■ Task description ■
What is the number of lines containing the string "name"? Answer with the number only.

■ Task inputs ■
+ + + +

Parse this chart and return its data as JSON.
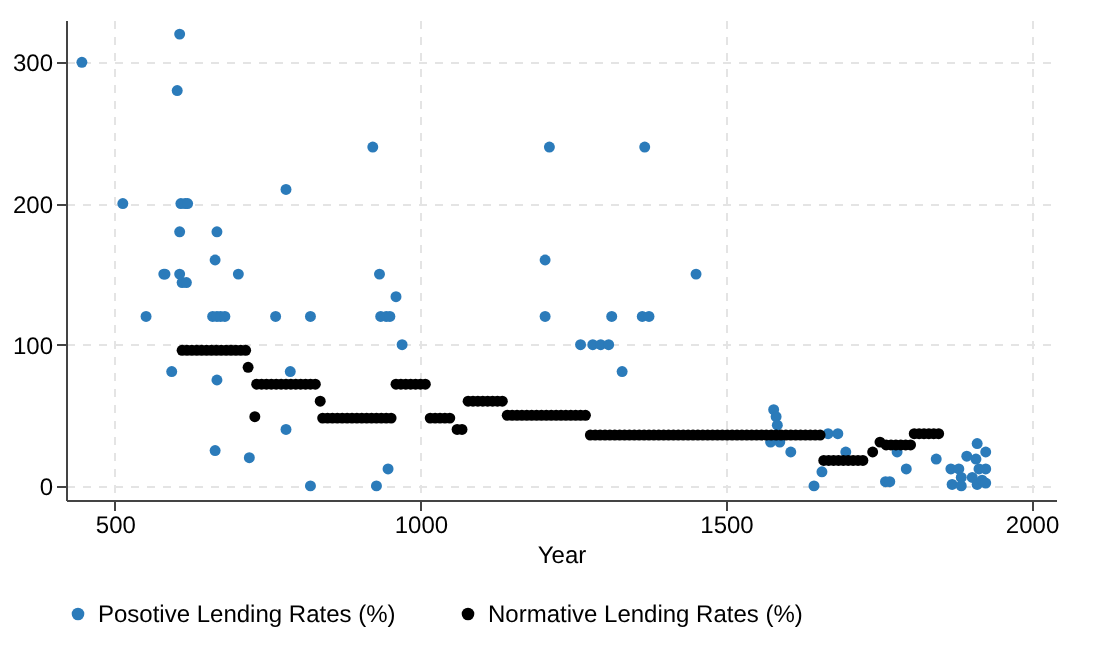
{
  "chart_data": {
    "type": "scatter",
    "xlabel": "Year",
    "xlim": [
      420,
      2040
    ],
    "xticks": [
      500,
      1000,
      1500,
      2000
    ],
    "ylim": [
      -10,
      330
    ],
    "yticks": [
      0,
      100,
      200,
      300
    ],
    "grid": true,
    "legend": "bottom",
    "marker": "circle",
    "series": [
      {
        "name": "Posotive Lending Rates (%)",
        "color": "#2b7bba",
        "x": [
          446,
          513,
          551,
          580,
          582,
          593,
          602,
          606,
          606,
          606,
          610,
          617,
          608,
          615,
          619,
          664,
          667,
          660,
          667,
          673,
          680,
          667,
          664,
          702,
          720,
          763,
          780,
          780,
          787,
          820,
          820,
          922,
          928,
          933,
          935,
          944,
          950,
          947,
          960,
          970,
          1211,
          1204,
          1204,
          1262,
          1282,
          1295,
          1308,
          1313,
          1330,
          1367,
          1363,
          1374,
          1451,
          1578,
          1582,
          1584,
          1573,
          1588,
          1606,
          1644,
          1657,
          1667,
          1683,
          1696,
          1761,
          1768,
          1780,
          1795,
          1844,
          1868,
          1870,
          1881,
          1885,
          1885,
          1894,
          1903,
          1909,
          1911,
          1914,
          1911,
          1919,
          1925,
          1925,
          1925
        ],
        "values": [
          300,
          200,
          120,
          150,
          150,
          81,
          280,
          320,
          180,
          150,
          144,
          144,
          200,
          200,
          200,
          160,
          180,
          120,
          120,
          120,
          120,
          75,
          25,
          150,
          20,
          120,
          210,
          40,
          81,
          120,
          0,
          240,
          0,
          150,
          120,
          120,
          120,
          12,
          134,
          100,
          240,
          160,
          120,
          100,
          100,
          100,
          100,
          120,
          81,
          240,
          120,
          120,
          150,
          54,
          49,
          43,
          31,
          31,
          24,
          0,
          10,
          37,
          37,
          24,
          3,
          3,
          24,
          12,
          19,
          12,
          1,
          12,
          6,
          0,
          21,
          6,
          19,
          30,
          12,
          1,
          4,
          24,
          12,
          2
        ]
      },
      {
        "name": "Normative Lending Rates (%)",
        "color": "#000000",
        "x": [
          610,
          618,
          626,
          634,
          642,
          650,
          658,
          666,
          674,
          682,
          690,
          698,
          706,
          714,
          718,
          729,
          732,
          740,
          748,
          756,
          764,
          772,
          780,
          788,
          796,
          804,
          812,
          820,
          828,
          836,
          840,
          848,
          856,
          864,
          872,
          880,
          888,
          896,
          904,
          912,
          920,
          928,
          936,
          944,
          952,
          960,
          968,
          976,
          984,
          992,
          1000,
          1008,
          1016,
          1024,
          1032,
          1040,
          1048,
          1060,
          1068,
          1078,
          1086,
          1094,
          1102,
          1110,
          1118,
          1126,
          1134,
          1142,
          1150,
          1158,
          1166,
          1174,
          1182,
          1190,
          1198,
          1206,
          1214,
          1222,
          1230,
          1238,
          1246,
          1254,
          1262,
          1270,
          1278,
          1286,
          1294,
          1302,
          1310,
          1318,
          1326,
          1334,
          1342,
          1350,
          1358,
          1366,
          1374,
          1382,
          1390,
          1398,
          1406,
          1414,
          1422,
          1430,
          1438,
          1446,
          1454,
          1462,
          1470,
          1478,
          1486,
          1494,
          1502,
          1510,
          1518,
          1526,
          1534,
          1542,
          1550,
          1558,
          1566,
          1574,
          1582,
          1590,
          1598,
          1606,
          1614,
          1622,
          1630,
          1638,
          1646,
          1654,
          1660,
          1668,
          1676,
          1684,
          1692,
          1700,
          1708,
          1716,
          1724,
          1740,
          1752,
          1762,
          1770,
          1778,
          1786,
          1794,
          1802,
          1808,
          1816,
          1824,
          1832,
          1840,
          1848
        ],
        "values": [
          96,
          96,
          96,
          96,
          96,
          96,
          96,
          96,
          96,
          96,
          96,
          96,
          96,
          96,
          84,
          49,
          72,
          72,
          72,
          72,
          72,
          72,
          72,
          72,
          72,
          72,
          72,
          72,
          72,
          60,
          48,
          48,
          48,
          48,
          48,
          48,
          48,
          48,
          48,
          48,
          48,
          48,
          48,
          48,
          48,
          72,
          72,
          72,
          72,
          72,
          72,
          72,
          48,
          48,
          48,
          48,
          48,
          40,
          40,
          60,
          60,
          60,
          60,
          60,
          60,
          60,
          60,
          50,
          50,
          50,
          50,
          50,
          50,
          50,
          50,
          50,
          50,
          50,
          50,
          50,
          50,
          50,
          50,
          50,
          36,
          36,
          36,
          36,
          36,
          36,
          36,
          36,
          36,
          36,
          36,
          36,
          36,
          36,
          36,
          36,
          36,
          36,
          36,
          36,
          36,
          36,
          36,
          36,
          36,
          36,
          36,
          36,
          36,
          36,
          36,
          36,
          36,
          36,
          36,
          36,
          36,
          36,
          36,
          36,
          36,
          36,
          36,
          36,
          36,
          36,
          36,
          36,
          18,
          18,
          18,
          18,
          18,
          18,
          18,
          18,
          18,
          24,
          31,
          29,
          29,
          29,
          29,
          29,
          29,
          37,
          37,
          37,
          37,
          37,
          37
        ]
      }
    ]
  }
}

+ + + +

■ Right answer ■
2